▸ **Records**
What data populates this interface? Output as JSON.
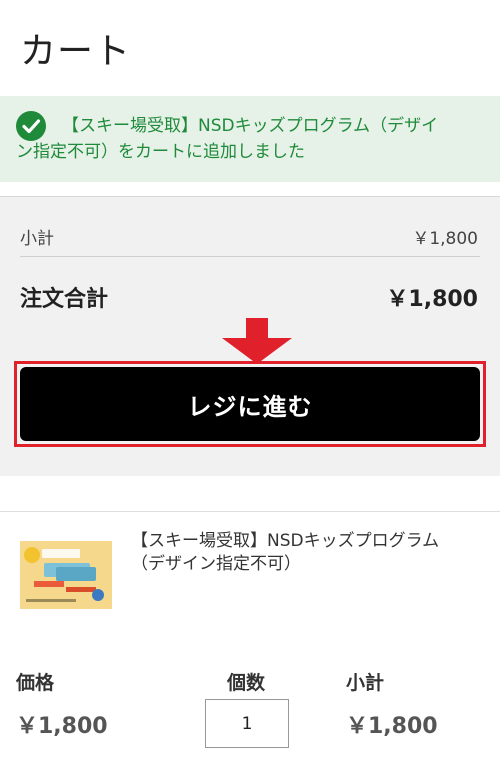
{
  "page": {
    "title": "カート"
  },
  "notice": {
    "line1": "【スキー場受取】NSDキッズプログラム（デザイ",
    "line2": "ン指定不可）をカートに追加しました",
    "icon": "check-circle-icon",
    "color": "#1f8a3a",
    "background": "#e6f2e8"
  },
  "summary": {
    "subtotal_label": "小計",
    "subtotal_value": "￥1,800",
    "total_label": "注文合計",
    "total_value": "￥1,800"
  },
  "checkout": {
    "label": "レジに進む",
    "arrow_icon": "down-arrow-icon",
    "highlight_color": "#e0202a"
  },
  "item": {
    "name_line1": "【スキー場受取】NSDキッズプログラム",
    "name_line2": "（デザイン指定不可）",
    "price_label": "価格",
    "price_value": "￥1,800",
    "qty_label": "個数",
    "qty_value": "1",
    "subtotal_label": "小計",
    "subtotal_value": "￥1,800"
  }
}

▸ **Exercise objective**
Count the lines of these entries that hold the string "スキー場受取", and give only that number.

▸ **Solution below**
2